(Structured figure records)
• • • • •

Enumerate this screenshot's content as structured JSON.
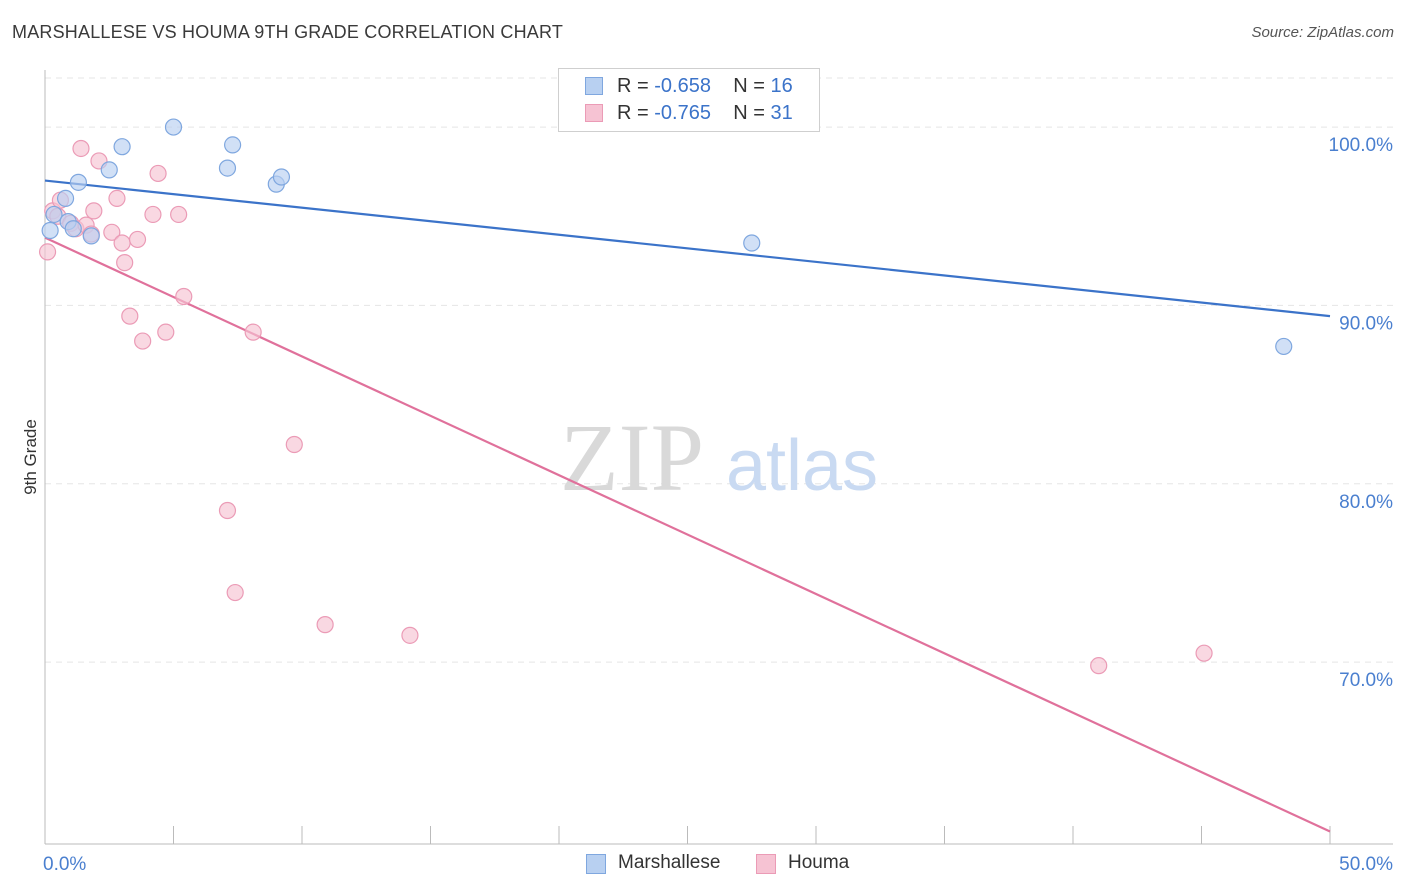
{
  "title": "MARSHALLESE VS HOUMA 9TH GRADE CORRELATION CHART",
  "source": "Source: ZipAtlas.com",
  "watermark": {
    "zip": "ZIP",
    "atlas": "atlas"
  },
  "colors": {
    "blue": "#3b73c9",
    "blue_fill": "#b8d0f1",
    "pink": "#e0719b",
    "pink_fill": "#f6c3d3",
    "grid": "#e5e5e5",
    "axis_label": "#4a7fcf"
  },
  "legend": {
    "rows": [
      {
        "r_label": "R = ",
        "r_value": "-0.658",
        "n_label": "N = ",
        "n_value": "16"
      },
      {
        "r_label": "R = ",
        "r_value": "-0.765",
        "n_label": "N = ",
        "n_value": "31"
      }
    ]
  },
  "bottom_legend": {
    "marshallese": "Marshallese",
    "houma": "Houma"
  },
  "chart_data": {
    "type": "scatter",
    "title": "MARSHALLESE VS HOUMA 9TH GRADE CORRELATION CHART",
    "xlabel": "",
    "ylabel": "9th Grade",
    "xlim": [
      0,
      50
    ],
    "ylim": [
      59.8,
      103.2
    ],
    "x_tick_labels": [
      "0.0%",
      "50.0%"
    ],
    "y_ticks": [
      70,
      80,
      90,
      100
    ],
    "y_tick_labels": [
      "70.0%",
      "80.0%",
      "90.0%",
      "100.0%"
    ],
    "series": [
      {
        "name": "Marshallese",
        "r": -0.658,
        "n": 16,
        "trend": {
          "x": [
            0,
            50
          ],
          "y": [
            97.0,
            89.4
          ]
        },
        "points": [
          [
            0.2,
            94.2
          ],
          [
            0.35,
            95.1
          ],
          [
            0.8,
            96.0
          ],
          [
            0.9,
            94.7
          ],
          [
            1.1,
            94.3
          ],
          [
            1.3,
            96.9
          ],
          [
            1.8,
            93.9
          ],
          [
            2.5,
            97.6
          ],
          [
            3.0,
            98.9
          ],
          [
            5.0,
            100.0
          ],
          [
            7.1,
            97.7
          ],
          [
            7.3,
            99.0
          ],
          [
            9.0,
            96.8
          ],
          [
            9.2,
            97.2
          ],
          [
            27.5,
            93.5
          ],
          [
            48.2,
            87.7
          ]
        ]
      },
      {
        "name": "Houma",
        "r": -0.765,
        "n": 31,
        "trend": {
          "x": [
            0,
            50
          ],
          "y": [
            93.8,
            60.5
          ]
        },
        "points": [
          [
            0.1,
            93.0
          ],
          [
            0.3,
            95.3
          ],
          [
            0.5,
            95.0
          ],
          [
            0.6,
            95.9
          ],
          [
            1.0,
            94.6
          ],
          [
            1.2,
            94.3
          ],
          [
            1.4,
            98.8
          ],
          [
            1.6,
            94.5
          ],
          [
            1.8,
            94.0
          ],
          [
            1.9,
            95.3
          ],
          [
            2.1,
            98.1
          ],
          [
            2.6,
            94.1
          ],
          [
            2.8,
            96.0
          ],
          [
            3.0,
            93.5
          ],
          [
            3.1,
            92.4
          ],
          [
            3.3,
            89.4
          ],
          [
            3.6,
            93.7
          ],
          [
            3.8,
            88.0
          ],
          [
            4.2,
            95.1
          ],
          [
            4.4,
            97.4
          ],
          [
            4.7,
            88.5
          ],
          [
            5.2,
            95.1
          ],
          [
            5.4,
            90.5
          ],
          [
            7.1,
            78.5
          ],
          [
            7.4,
            73.9
          ],
          [
            8.1,
            88.5
          ],
          [
            9.7,
            82.2
          ],
          [
            10.9,
            72.1
          ],
          [
            14.2,
            71.5
          ],
          [
            41.0,
            69.8
          ],
          [
            45.1,
            70.5
          ]
        ]
      }
    ]
  }
}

• • • • •

=== SHORT EXERCISE ===
Check each line of the records for the word "title" and extract those that contain it.

=== EXERCISE RESULT ===
  "title": "MARSHALLESE VS HOUMA 9TH GRADE CORRELATION CHART",
    "title": "MARSHALLESE VS HOUMA 9TH GRADE CORRELATION CHART",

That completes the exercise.